→ REQUIREMENT
Report, word for word, every line of the material that contains "团费全额退还".

→ INFORMATION PROVIDED
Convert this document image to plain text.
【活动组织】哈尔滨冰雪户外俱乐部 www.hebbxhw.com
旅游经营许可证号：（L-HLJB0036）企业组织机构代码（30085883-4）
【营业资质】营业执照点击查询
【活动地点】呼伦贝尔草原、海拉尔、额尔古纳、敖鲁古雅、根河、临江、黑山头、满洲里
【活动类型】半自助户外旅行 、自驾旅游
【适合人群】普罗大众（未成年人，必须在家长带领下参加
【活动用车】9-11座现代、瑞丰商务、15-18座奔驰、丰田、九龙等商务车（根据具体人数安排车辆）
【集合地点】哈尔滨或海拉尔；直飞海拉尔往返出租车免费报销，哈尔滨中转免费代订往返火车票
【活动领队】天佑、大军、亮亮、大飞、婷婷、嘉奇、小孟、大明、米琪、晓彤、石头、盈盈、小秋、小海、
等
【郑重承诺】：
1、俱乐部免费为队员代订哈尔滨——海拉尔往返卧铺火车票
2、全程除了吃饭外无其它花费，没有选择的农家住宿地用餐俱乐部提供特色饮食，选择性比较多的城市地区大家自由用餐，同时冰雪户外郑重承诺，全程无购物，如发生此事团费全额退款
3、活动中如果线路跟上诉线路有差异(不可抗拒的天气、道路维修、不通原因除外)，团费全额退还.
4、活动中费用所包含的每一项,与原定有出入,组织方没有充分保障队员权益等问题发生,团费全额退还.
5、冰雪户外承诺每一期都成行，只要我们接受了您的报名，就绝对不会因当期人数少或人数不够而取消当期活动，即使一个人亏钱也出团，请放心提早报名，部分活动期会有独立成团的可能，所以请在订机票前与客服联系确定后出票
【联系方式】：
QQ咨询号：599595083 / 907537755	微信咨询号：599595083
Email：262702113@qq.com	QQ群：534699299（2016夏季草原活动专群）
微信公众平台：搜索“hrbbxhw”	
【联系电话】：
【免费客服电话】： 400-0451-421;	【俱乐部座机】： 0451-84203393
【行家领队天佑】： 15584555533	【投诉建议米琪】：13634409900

→ ANSWER TO THIS TASK
3、活动中如果线路跟上诉线路有差异(不可抗拒的天气、道路维修、不通原因除外)，团费全额退还.
4、活动中费用所包含的每一项,与原定有出入,组织方没有充分保障队员权益等问题发生,团费全额退还.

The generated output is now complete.